>> Begin

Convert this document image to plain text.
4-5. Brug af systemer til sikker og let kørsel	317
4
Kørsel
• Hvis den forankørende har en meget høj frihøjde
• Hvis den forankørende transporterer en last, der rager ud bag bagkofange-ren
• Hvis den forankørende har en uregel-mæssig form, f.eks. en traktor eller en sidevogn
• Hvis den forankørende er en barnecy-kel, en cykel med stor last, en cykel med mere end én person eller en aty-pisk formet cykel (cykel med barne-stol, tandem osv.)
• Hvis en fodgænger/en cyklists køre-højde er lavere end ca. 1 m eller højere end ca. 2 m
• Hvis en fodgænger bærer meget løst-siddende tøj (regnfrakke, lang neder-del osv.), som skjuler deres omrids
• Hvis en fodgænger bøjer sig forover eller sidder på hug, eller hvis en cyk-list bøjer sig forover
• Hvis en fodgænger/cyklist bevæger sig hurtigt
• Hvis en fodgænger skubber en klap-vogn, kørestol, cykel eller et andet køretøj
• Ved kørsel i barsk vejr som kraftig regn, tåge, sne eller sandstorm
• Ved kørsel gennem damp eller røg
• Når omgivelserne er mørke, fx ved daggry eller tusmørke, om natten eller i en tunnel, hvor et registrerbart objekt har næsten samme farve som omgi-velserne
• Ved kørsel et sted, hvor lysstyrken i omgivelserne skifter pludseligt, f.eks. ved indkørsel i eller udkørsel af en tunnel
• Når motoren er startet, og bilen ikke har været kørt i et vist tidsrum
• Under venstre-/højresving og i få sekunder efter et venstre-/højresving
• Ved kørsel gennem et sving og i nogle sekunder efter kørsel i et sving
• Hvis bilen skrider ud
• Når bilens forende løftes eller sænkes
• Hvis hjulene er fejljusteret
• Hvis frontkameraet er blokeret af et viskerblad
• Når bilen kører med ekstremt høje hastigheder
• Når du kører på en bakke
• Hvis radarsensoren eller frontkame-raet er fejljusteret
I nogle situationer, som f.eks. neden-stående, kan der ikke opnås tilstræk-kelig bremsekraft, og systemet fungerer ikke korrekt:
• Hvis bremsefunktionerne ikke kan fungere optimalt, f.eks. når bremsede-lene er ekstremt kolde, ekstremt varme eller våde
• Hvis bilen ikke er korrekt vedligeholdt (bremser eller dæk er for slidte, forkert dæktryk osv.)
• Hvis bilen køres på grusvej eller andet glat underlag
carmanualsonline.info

>> End

Write the data from above out again, exactly.

● Full answer:
Convert this document image to plain text.
4-5. Brug af systemer til sikker og let kørsel	317
4
Kørsel
• Hvis den forankørende har en meget høj frihøjde
• Hvis den forankørende transporterer en last, der rager ud bag bagkofange-ren
• Hvis den forankørende har en uregel-mæssig form, f.eks. en traktor eller en sidevogn
• Hvis den forankørende er en barnecy-kel, en cykel med stor last, en cykel med mere end én person eller en aty-pisk formet cykel (cykel med barne-stol, tandem osv.)
• Hvis en fodgænger/en cyklists køre-højde er lavere end ca. 1 m eller højere end ca. 2 m
• Hvis en fodgænger bærer meget løst-siddende tøj (regnfrakke, lang neder-del osv.), som skjuler deres omrids
• Hvis en fodgænger bøjer sig forover eller sidder på hug, eller hvis en cyk-list bøjer sig forover
• Hvis en fodgænger/cyklist bevæger sig hurtigt
• Hvis en fodgænger skubber en klap-vogn, kørestol, cykel eller et andet køretøj
• Ved kørsel i barsk vejr som kraftig regn, tåge, sne eller sandstorm
• Ved kørsel gennem damp eller røg
• Når omgivelserne er mørke, fx ved daggry eller tusmørke, om natten eller i en tunnel, hvor et registrerbart objekt har næsten samme farve som omgi-velserne
• Ved kørsel et sted, hvor lysstyrken i omgivelserne skifter pludseligt, f.eks. ved indkørsel i eller udkørsel af en tunnel
• Når motoren er startet, og bilen ikke har været kørt i et vist tidsrum
• Under venstre-/højresving og i få sekunder efter et venstre-/højresving
• Ved kørsel gennem et sving og i nogle sekunder efter kørsel i et sving
• Hvis bilen skrider ud
• Når bilens forende løftes eller sænkes
• Hvis hjulene er fejljusteret
• Hvis frontkameraet er blokeret af et viskerblad
• Når bilen kører med ekstremt høje hastigheder
• Når du kører på en bakke
• Hvis radarsensoren eller frontkame-raet er fejljusteret
I nogle situationer, som f.eks. neden-stående, kan der ikke opnås tilstræk-kelig bremsekraft, og systemet fungerer ikke korrekt:
• Hvis bremsefunktionerne ikke kan fungere optimalt, f.eks. når bremsede-lene er ekstremt kolde, ekstremt varme eller våde
• Hvis bilen ikke er korrekt vedligeholdt (bremser eller dæk er for slidte, forkert dæktryk osv.)
• Hvis bilen køres på grusvej eller andet glat underlag
carmanualsonline.info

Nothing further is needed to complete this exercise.